Extracted data entries:
══════════

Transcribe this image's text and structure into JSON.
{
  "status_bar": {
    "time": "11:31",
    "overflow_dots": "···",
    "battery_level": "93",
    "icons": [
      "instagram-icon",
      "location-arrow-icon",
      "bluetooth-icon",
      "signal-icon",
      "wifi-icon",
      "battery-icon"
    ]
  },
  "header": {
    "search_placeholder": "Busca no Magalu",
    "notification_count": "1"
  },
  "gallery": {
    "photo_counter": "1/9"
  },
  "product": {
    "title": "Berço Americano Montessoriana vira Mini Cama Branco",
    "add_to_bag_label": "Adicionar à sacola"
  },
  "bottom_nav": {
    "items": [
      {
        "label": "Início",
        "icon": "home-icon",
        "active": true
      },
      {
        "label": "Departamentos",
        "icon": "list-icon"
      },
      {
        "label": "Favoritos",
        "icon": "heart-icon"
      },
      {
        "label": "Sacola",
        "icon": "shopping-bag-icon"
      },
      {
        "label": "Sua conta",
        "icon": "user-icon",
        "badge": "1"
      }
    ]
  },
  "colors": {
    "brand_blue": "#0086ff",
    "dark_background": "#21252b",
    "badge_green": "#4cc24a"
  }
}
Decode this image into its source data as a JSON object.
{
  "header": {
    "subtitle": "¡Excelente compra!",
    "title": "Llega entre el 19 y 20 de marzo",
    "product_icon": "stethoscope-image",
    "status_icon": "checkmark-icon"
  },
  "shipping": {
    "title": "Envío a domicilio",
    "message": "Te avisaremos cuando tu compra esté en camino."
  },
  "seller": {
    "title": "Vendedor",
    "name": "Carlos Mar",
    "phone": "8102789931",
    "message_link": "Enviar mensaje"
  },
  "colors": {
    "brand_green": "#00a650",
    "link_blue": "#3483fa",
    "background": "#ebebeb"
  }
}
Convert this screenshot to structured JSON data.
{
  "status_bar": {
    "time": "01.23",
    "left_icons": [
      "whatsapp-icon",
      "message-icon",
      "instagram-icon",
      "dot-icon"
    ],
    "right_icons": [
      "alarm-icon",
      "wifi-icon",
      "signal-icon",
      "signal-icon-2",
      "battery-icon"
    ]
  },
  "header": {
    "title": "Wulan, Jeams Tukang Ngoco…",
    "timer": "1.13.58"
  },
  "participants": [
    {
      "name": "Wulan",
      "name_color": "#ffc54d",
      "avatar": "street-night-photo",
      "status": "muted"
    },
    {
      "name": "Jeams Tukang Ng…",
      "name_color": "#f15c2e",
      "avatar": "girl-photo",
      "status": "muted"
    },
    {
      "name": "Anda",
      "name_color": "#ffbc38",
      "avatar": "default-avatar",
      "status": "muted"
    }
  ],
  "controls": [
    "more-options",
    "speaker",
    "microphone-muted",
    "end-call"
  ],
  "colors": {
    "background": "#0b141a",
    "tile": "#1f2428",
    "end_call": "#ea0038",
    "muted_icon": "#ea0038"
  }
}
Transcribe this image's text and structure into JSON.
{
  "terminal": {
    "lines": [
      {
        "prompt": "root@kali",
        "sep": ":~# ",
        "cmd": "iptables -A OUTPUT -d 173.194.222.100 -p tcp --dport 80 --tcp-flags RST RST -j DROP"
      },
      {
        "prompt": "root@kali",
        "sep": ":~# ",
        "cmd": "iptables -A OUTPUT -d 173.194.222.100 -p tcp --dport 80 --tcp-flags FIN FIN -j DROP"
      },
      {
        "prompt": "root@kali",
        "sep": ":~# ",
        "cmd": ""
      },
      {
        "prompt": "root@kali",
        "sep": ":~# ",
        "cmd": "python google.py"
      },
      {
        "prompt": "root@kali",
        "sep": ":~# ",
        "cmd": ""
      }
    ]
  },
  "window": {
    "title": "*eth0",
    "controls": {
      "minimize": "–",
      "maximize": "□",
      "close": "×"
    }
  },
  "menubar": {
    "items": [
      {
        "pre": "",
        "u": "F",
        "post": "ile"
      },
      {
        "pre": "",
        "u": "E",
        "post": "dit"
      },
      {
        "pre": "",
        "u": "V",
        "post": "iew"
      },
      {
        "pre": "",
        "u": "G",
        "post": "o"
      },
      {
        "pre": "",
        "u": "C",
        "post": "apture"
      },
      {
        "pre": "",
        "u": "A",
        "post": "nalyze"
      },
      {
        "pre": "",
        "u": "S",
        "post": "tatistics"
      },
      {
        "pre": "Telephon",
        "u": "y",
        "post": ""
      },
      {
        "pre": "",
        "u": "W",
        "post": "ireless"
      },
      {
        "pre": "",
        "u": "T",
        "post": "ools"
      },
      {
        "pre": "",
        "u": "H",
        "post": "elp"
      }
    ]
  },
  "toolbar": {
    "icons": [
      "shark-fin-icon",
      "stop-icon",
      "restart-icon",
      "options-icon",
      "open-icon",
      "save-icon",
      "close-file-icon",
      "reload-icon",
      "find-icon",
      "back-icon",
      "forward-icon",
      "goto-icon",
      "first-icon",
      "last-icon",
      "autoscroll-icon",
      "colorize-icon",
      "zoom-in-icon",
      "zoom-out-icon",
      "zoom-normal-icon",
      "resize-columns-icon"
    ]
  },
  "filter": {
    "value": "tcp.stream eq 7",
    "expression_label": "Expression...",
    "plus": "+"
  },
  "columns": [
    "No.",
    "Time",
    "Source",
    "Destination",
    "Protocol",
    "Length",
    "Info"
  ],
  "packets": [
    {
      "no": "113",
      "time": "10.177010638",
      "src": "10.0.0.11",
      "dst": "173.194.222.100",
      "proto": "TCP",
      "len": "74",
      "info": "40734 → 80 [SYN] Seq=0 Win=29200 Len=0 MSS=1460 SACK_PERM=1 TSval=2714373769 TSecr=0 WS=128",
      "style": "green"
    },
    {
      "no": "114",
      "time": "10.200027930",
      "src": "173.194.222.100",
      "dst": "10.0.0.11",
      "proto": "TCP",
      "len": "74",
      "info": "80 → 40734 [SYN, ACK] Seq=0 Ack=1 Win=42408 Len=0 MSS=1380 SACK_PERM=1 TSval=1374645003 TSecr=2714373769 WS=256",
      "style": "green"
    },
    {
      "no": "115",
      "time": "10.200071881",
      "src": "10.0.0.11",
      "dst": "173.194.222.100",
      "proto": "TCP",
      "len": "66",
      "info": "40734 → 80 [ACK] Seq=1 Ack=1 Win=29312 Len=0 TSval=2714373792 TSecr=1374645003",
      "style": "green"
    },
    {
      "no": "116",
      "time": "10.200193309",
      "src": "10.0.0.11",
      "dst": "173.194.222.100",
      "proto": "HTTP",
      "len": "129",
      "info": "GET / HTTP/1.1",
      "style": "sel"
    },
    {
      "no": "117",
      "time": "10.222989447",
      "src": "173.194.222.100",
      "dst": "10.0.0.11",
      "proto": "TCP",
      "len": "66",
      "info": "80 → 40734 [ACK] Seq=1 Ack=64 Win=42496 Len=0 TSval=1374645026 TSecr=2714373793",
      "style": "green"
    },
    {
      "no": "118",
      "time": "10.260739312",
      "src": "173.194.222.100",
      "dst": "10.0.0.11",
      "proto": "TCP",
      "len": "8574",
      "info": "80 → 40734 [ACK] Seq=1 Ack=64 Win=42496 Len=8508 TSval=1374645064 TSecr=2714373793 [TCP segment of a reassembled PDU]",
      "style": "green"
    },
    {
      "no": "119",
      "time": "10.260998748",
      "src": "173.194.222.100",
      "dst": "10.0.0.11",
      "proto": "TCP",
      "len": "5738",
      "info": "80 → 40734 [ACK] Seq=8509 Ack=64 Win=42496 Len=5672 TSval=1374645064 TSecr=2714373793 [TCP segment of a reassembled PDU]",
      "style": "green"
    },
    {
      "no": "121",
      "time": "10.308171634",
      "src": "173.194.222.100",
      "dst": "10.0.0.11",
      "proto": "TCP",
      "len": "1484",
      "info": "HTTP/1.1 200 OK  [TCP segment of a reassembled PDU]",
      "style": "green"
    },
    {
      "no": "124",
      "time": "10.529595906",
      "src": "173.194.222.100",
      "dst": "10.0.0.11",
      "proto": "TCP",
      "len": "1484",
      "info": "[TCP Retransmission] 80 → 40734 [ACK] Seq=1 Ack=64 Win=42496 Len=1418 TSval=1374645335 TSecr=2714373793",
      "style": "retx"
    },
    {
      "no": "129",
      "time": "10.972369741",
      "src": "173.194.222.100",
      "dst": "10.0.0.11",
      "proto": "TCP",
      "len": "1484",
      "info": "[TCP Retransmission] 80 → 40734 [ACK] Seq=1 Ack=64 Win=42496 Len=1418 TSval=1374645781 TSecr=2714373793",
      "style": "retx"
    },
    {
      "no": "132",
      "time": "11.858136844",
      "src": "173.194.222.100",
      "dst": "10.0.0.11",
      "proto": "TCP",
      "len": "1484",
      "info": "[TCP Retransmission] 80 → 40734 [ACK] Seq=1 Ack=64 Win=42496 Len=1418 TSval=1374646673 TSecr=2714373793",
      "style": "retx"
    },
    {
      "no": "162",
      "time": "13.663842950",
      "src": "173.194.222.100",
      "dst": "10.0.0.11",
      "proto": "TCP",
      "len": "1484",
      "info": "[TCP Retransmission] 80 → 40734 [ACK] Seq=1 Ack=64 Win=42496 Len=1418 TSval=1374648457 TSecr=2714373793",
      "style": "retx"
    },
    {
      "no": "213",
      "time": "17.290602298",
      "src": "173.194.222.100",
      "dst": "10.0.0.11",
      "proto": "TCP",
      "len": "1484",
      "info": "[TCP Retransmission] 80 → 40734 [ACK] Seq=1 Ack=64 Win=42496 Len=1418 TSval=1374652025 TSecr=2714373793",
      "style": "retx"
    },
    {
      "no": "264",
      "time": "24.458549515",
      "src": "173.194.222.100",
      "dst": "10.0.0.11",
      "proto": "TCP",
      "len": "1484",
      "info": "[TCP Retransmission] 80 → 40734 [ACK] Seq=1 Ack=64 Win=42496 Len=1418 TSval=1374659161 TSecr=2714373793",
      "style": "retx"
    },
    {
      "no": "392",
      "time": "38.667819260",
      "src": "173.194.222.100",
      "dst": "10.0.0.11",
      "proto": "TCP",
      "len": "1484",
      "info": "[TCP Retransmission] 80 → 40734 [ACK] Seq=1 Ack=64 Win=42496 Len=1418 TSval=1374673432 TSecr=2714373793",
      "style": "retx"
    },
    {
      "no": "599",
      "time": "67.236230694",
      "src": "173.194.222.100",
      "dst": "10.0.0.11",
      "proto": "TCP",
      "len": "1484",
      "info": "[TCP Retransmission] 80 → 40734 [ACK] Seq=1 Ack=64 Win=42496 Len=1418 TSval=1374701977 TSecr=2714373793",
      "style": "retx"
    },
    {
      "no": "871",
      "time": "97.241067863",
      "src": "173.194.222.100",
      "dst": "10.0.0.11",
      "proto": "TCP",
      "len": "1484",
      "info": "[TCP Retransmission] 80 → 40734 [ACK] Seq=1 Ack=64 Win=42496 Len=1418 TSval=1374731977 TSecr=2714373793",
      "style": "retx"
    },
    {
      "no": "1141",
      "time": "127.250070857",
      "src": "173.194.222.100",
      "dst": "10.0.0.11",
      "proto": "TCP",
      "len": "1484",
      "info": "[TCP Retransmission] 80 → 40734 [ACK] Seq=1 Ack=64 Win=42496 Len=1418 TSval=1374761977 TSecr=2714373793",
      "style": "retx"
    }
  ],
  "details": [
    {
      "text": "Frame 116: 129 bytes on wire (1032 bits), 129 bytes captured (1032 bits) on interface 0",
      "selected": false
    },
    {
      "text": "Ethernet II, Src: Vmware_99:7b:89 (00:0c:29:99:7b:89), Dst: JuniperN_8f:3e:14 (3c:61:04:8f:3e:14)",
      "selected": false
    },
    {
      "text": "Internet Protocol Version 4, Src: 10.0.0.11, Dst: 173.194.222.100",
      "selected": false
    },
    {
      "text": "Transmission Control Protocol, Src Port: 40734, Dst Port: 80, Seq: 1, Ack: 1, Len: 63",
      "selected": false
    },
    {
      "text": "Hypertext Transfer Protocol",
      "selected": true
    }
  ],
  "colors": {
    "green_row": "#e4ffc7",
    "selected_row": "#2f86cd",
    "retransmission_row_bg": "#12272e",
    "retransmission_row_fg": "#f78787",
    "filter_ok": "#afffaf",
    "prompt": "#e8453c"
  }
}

══════════

> SET EXERCISE
Across the material above, count every line holding "post" and write down only the number.

> RESULT
11